§ THE PROBLEM: Lines that hold the word "this" should be located and copied.

# # # # # # #

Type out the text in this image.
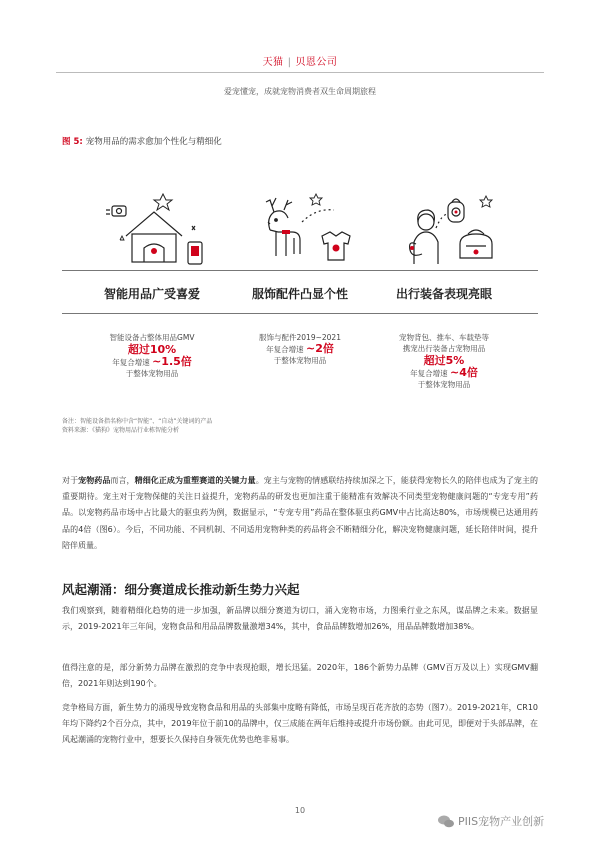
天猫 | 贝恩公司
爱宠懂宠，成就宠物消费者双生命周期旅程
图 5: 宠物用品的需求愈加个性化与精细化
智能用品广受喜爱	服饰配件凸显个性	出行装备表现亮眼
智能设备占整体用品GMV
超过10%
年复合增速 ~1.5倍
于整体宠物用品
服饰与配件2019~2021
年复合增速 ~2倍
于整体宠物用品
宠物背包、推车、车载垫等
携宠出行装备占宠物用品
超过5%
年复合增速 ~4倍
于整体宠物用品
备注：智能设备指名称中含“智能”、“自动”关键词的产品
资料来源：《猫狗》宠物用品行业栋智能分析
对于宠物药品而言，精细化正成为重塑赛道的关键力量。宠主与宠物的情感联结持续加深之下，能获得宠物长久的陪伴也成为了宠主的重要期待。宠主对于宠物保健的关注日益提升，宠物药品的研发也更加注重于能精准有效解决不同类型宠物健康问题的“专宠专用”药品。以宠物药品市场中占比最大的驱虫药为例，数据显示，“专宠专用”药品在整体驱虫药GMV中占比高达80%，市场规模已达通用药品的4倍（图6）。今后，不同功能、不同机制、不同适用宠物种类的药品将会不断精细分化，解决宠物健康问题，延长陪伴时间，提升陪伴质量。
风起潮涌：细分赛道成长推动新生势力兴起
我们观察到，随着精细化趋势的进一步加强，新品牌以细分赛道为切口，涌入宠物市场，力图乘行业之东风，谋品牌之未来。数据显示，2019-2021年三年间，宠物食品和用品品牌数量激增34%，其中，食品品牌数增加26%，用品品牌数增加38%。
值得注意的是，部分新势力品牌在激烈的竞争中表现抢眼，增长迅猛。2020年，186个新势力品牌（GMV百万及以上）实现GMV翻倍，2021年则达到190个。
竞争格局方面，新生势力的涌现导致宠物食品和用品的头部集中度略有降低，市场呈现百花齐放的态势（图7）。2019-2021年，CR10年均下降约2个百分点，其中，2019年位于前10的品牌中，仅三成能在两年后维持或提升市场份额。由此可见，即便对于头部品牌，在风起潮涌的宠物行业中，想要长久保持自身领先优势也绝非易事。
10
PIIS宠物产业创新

# # # # # # #

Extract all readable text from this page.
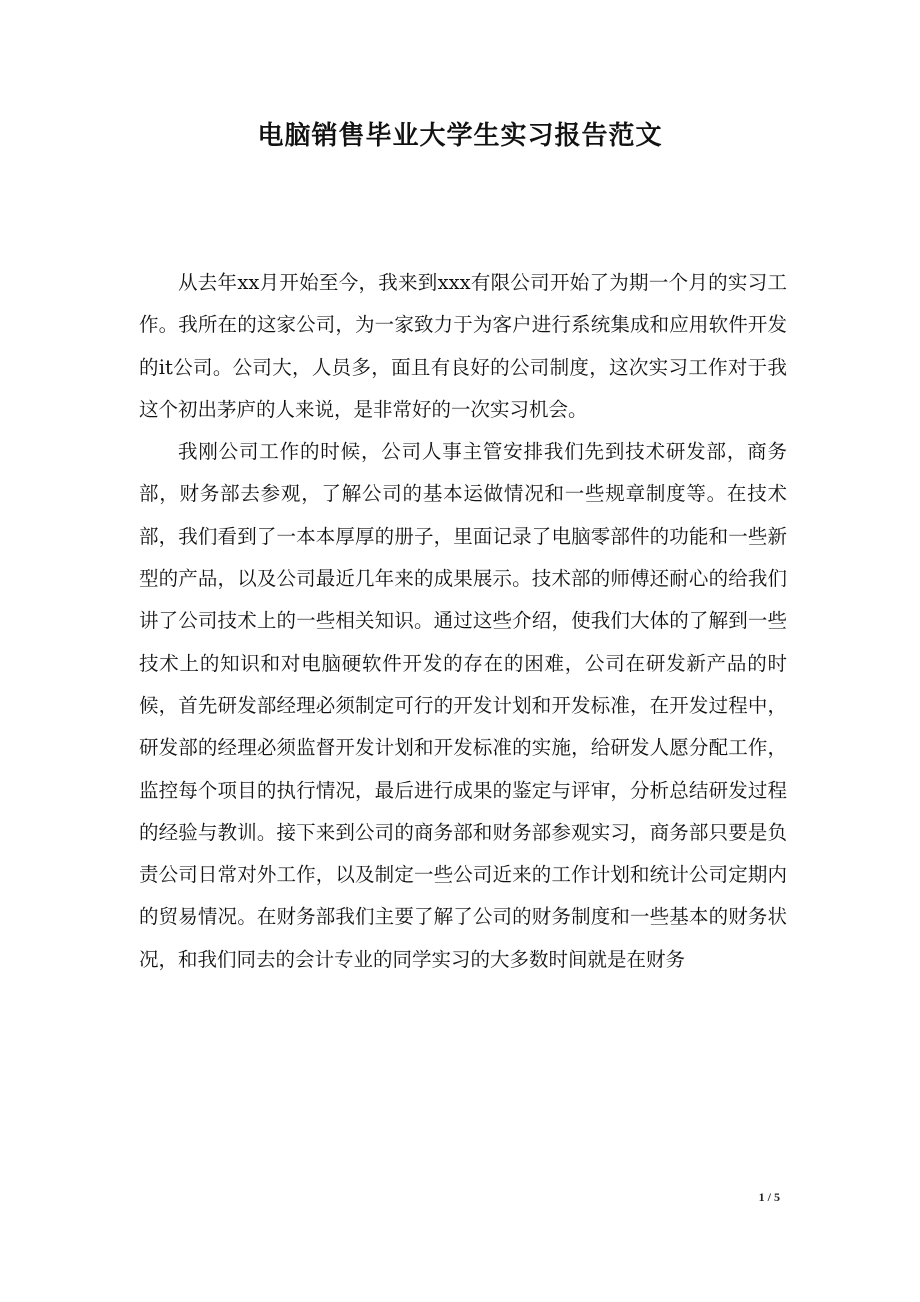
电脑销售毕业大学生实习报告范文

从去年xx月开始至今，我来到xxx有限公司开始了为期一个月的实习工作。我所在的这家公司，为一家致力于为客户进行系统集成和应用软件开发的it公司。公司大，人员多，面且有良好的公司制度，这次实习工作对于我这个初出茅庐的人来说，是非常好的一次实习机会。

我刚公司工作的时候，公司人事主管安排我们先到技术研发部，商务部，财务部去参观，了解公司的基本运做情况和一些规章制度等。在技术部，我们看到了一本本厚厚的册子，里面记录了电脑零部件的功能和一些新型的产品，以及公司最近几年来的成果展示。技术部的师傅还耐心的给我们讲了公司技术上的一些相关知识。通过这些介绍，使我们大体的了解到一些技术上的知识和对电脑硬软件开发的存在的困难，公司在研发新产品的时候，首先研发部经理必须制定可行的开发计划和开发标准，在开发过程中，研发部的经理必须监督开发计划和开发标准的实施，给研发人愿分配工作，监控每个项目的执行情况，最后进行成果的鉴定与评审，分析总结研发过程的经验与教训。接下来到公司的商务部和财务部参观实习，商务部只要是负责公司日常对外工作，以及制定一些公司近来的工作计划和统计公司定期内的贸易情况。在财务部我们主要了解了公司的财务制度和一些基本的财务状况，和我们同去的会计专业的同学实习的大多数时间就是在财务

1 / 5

# # # # # # #

§ FINISHED ANSWER:
Type out the text in this image.
Extract all readable text from this page.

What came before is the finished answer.